§ Selected passage:

•••

For production deployment support:
- Check logs for detailed error information
- Verify all dependencies are correctly installed
- Test individual components (audio, transcription, AI service)
- Monitor system resources during operation
Production Notes: This version includes comprehensive error handling, logging, configuration management, and thread safety suitable for production environments. Always test thoroughly in your specific environment before deployment.

•••

§ Collection entries:

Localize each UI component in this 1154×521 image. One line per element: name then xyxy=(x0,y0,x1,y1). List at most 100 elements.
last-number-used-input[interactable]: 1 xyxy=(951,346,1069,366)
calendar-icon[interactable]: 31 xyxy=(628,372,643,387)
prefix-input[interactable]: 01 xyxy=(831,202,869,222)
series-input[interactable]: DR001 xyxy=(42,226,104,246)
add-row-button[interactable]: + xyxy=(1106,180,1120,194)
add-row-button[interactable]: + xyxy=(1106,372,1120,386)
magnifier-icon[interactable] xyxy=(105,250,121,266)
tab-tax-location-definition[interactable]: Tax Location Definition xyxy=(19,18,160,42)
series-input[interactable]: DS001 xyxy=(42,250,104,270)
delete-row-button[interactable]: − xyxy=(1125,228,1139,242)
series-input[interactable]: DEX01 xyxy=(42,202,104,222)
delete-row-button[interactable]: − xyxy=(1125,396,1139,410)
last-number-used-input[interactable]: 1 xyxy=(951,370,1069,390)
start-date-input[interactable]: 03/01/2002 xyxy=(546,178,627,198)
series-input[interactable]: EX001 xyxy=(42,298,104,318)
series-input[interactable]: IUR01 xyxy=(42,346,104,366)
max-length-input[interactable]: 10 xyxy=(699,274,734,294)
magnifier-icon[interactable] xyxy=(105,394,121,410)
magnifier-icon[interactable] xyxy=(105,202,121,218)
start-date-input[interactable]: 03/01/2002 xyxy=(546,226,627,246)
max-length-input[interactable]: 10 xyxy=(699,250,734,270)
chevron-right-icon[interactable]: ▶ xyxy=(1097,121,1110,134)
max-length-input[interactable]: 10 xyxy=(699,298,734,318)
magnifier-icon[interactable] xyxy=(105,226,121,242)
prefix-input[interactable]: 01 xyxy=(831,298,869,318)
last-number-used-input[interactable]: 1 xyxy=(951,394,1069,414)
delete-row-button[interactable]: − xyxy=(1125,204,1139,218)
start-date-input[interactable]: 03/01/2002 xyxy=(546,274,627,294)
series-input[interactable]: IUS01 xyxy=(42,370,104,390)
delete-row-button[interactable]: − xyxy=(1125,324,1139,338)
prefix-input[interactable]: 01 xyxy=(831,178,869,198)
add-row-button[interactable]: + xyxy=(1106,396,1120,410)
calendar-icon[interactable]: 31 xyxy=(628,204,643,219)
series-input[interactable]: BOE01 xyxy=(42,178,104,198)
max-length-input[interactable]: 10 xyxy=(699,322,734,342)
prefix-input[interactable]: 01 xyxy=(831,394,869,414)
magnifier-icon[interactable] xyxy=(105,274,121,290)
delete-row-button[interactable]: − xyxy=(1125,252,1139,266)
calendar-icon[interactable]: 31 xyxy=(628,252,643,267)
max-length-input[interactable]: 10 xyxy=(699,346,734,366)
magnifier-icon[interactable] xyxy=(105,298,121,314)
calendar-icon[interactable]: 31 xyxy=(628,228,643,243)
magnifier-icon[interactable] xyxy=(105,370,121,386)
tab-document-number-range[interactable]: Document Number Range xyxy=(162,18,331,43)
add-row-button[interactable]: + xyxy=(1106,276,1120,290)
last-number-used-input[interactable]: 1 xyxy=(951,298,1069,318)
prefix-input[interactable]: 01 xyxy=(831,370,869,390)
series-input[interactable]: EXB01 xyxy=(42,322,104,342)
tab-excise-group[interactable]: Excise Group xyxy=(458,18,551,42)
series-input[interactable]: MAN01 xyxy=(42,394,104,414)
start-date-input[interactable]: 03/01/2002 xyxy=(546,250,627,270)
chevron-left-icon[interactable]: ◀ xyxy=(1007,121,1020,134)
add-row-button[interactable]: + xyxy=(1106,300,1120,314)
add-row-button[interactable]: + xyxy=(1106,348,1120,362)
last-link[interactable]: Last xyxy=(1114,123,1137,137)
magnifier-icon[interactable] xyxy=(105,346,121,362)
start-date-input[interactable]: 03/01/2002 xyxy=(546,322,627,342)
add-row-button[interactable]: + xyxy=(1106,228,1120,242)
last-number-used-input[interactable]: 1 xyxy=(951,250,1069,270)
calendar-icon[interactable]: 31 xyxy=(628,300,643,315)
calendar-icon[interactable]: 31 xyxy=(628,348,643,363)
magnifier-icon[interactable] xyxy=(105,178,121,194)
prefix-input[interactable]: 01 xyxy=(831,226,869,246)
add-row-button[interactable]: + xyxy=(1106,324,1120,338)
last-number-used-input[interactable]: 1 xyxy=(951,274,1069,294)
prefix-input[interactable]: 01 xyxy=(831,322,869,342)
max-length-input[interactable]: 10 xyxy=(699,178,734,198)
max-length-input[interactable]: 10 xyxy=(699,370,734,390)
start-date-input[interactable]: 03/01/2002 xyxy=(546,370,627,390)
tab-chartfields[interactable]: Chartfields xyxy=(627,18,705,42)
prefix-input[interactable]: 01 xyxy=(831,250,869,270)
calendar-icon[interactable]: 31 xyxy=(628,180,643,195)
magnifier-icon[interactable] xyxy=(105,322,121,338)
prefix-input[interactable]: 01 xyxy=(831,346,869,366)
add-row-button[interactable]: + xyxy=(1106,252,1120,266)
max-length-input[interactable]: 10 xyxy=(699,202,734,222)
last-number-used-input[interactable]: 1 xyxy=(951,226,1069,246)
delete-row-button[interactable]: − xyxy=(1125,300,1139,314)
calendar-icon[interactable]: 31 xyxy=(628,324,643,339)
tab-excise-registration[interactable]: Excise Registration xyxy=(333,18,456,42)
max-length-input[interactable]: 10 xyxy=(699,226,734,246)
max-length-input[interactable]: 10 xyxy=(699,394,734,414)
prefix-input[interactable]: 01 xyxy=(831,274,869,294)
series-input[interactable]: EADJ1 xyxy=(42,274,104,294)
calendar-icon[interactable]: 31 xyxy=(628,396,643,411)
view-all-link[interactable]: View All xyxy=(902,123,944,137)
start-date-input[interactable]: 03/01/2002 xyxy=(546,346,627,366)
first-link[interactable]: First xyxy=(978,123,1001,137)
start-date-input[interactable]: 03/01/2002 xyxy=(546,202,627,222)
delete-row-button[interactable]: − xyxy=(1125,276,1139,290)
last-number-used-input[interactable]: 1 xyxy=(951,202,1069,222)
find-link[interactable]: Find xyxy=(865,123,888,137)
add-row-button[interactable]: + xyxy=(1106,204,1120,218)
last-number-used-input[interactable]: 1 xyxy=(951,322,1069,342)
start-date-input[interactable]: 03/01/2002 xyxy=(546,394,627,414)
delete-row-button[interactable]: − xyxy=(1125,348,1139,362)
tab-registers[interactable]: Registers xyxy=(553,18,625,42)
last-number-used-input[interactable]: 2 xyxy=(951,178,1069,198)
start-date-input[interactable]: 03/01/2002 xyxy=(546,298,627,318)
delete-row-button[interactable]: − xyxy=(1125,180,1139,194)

•••

§ Directions for this task:
Please reproduce the deployment support notes between "- Monitor system" and "environment before deployment.", inclusive.

§ Solution:
- Monitor system resources during operation
Production Notes: This version includes comprehensive error handling, logging, configuration management, and thread safety suitable for production environments. Always test thoroughly in your specific environment before deployment.